Aim of the exercise: In the following material, identify every line holding the string "content" and return it.
___ Material for this exercise ___
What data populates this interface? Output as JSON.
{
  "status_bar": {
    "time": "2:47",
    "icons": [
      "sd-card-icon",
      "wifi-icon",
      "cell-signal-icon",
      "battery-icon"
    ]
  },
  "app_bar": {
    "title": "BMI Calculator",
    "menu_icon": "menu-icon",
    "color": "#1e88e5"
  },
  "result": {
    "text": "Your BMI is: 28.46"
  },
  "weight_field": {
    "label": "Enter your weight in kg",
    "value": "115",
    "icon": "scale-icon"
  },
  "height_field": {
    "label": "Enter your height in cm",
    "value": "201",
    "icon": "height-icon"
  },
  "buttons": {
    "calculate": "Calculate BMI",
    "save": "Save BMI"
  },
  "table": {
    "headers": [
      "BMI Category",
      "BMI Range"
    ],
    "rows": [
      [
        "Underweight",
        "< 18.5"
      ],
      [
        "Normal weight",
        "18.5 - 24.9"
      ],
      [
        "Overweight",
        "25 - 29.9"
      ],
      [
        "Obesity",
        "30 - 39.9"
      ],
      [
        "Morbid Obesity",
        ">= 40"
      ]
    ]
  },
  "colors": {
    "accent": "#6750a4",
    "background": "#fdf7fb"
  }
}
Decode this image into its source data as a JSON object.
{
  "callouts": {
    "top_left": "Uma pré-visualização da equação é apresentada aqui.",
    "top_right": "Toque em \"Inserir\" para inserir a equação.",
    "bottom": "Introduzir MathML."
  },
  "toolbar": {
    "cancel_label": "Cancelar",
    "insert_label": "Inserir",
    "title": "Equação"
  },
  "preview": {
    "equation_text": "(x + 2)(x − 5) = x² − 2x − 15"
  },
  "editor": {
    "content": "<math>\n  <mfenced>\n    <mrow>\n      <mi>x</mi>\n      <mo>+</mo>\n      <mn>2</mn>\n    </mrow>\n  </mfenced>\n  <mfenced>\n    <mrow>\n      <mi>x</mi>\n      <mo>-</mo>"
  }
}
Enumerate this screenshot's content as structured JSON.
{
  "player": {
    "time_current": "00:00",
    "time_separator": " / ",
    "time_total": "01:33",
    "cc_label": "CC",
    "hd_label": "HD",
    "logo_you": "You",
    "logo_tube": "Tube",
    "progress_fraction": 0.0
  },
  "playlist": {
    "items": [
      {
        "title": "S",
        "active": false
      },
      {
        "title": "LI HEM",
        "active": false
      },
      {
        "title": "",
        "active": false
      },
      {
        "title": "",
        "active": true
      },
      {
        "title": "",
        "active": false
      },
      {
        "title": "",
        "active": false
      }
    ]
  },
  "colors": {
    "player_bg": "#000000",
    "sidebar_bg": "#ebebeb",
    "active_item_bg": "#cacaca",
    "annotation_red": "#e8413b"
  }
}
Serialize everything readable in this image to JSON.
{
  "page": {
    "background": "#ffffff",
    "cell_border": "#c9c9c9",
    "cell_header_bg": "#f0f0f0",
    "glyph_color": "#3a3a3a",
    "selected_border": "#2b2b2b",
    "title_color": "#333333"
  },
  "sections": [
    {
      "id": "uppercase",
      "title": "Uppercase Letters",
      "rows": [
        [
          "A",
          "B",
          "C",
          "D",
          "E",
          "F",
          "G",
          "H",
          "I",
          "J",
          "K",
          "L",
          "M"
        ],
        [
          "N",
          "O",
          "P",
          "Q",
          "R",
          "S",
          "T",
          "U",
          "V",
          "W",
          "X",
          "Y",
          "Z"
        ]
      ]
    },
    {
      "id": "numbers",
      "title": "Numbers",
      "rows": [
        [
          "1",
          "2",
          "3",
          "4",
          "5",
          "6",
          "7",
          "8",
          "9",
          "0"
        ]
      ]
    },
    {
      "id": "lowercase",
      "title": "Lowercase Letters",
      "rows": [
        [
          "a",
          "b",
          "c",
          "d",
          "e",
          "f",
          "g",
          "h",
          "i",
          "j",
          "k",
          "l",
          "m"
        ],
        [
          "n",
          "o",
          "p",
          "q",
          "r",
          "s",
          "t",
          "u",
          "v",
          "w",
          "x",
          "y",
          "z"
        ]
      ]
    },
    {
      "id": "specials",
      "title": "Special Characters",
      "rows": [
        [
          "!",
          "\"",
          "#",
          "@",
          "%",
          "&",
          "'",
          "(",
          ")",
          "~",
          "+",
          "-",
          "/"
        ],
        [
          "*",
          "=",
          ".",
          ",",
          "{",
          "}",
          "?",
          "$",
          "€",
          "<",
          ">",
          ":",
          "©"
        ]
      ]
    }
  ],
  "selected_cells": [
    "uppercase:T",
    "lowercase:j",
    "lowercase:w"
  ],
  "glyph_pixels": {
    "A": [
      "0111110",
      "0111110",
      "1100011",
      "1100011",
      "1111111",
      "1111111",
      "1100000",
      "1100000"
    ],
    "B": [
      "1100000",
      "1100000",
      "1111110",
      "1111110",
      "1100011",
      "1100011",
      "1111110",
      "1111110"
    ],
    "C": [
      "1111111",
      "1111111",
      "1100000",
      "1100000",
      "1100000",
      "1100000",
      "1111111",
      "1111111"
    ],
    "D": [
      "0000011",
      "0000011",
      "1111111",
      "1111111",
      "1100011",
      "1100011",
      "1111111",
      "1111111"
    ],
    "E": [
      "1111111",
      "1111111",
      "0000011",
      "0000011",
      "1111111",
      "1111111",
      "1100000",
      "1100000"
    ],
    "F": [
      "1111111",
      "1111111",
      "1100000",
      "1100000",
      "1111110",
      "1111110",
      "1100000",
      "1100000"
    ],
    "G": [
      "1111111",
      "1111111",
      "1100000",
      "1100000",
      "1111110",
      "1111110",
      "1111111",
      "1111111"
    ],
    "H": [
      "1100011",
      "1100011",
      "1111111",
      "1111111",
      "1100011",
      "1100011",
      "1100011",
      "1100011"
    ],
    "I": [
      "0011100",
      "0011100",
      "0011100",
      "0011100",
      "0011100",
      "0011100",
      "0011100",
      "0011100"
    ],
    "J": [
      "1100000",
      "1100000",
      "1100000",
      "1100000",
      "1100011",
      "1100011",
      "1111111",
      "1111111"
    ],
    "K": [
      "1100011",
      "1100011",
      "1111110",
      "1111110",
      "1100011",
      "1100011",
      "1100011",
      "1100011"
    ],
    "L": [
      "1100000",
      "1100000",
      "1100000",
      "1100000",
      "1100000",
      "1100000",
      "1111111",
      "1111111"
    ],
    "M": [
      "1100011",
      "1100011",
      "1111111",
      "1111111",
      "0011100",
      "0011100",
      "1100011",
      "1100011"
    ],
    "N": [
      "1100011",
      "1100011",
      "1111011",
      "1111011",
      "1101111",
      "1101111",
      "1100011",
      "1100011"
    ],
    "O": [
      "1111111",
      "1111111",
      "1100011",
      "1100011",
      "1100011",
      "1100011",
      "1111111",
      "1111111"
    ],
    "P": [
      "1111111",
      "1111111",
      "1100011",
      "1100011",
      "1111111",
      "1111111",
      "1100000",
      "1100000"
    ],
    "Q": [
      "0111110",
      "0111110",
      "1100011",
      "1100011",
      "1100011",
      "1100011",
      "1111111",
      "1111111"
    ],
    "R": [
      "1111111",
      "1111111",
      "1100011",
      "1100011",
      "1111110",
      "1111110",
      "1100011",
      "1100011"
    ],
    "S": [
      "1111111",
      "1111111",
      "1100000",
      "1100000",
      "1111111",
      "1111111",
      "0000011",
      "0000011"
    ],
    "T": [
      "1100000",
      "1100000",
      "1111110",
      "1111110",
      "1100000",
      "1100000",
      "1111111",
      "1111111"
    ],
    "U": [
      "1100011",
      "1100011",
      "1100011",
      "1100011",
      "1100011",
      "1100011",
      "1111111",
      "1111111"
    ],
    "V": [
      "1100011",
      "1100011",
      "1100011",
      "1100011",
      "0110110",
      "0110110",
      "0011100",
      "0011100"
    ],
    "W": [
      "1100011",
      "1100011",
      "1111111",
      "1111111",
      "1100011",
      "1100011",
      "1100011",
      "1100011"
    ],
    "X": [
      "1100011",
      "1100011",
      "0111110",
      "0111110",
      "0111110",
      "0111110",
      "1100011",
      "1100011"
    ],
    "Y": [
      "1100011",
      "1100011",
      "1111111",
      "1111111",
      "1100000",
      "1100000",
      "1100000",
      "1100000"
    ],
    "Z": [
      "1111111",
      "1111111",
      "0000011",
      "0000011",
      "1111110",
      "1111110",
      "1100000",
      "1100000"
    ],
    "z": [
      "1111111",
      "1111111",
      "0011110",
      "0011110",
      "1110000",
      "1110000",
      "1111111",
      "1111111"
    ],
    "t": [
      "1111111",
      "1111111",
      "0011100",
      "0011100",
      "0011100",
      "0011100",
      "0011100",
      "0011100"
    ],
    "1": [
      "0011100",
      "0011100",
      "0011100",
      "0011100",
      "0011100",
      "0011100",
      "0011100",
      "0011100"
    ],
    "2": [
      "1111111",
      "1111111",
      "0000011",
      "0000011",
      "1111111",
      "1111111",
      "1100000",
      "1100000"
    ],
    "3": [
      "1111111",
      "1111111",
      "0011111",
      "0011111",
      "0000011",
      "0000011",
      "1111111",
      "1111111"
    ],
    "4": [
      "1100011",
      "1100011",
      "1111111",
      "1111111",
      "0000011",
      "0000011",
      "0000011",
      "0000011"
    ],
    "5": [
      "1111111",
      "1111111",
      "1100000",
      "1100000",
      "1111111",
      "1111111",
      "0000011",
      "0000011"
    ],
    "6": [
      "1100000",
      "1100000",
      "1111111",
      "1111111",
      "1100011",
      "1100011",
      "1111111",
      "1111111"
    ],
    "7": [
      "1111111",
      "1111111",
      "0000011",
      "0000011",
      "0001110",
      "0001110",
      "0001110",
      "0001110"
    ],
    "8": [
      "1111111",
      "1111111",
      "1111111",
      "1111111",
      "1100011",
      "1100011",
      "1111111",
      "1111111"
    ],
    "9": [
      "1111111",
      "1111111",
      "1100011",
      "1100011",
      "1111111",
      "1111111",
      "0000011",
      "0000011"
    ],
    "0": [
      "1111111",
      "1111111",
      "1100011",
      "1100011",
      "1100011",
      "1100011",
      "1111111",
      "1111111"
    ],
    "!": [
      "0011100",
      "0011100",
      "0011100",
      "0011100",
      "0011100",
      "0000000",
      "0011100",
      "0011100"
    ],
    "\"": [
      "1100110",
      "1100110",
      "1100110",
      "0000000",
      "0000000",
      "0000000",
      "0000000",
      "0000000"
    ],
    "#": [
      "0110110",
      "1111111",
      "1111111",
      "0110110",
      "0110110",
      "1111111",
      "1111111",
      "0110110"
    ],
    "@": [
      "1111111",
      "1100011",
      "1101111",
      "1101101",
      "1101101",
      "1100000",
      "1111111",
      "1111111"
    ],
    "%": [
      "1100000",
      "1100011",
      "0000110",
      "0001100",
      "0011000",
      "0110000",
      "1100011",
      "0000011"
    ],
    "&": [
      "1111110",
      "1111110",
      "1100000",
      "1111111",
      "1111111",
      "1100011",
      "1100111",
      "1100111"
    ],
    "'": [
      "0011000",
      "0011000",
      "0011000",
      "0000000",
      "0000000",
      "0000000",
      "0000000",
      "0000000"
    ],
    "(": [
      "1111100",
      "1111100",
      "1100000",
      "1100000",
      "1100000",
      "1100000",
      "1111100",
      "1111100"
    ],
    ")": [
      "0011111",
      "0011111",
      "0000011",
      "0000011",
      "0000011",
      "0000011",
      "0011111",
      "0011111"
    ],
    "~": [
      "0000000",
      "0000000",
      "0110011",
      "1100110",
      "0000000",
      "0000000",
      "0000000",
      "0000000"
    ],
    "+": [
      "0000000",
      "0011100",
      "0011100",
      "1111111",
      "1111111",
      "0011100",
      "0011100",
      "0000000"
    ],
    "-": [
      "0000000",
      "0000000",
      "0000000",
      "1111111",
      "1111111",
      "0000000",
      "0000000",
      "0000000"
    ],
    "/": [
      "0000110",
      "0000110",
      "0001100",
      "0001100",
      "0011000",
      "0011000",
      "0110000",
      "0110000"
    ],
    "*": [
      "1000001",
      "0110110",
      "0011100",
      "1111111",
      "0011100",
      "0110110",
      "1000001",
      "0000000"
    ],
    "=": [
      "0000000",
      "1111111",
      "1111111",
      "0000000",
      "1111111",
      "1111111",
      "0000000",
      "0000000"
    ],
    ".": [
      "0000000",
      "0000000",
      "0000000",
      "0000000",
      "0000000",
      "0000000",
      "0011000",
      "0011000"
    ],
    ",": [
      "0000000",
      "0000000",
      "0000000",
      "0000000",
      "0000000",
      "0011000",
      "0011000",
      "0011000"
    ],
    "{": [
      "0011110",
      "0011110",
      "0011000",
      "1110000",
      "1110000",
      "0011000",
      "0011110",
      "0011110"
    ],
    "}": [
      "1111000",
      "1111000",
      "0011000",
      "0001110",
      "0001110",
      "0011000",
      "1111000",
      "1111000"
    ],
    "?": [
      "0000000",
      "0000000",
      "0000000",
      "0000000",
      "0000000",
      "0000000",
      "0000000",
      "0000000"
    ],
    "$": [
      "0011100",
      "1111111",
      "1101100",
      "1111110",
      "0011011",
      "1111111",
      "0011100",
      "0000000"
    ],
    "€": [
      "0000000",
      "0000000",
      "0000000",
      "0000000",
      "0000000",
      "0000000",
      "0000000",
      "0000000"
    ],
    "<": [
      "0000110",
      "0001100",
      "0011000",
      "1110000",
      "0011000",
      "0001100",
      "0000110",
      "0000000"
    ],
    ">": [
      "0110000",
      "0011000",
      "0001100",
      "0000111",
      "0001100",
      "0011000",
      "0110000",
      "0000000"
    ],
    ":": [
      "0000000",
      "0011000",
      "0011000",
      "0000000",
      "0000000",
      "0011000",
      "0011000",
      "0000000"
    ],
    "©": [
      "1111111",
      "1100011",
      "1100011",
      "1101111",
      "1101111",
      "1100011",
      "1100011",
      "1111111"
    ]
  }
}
___
Response:
    "content": "<math>\n  <mfenced>\n    <mrow>\n      <mi>x</mi>\n      <mo>+</mo>\n      <mn>2</mn>\n    </mrow>\n  </mfenced>\n  <mfenced>\n    <mrow>\n      <mi>x</mi>\n      <mo>-</mo>"
Enumerate this screenshot's content as structured JSON.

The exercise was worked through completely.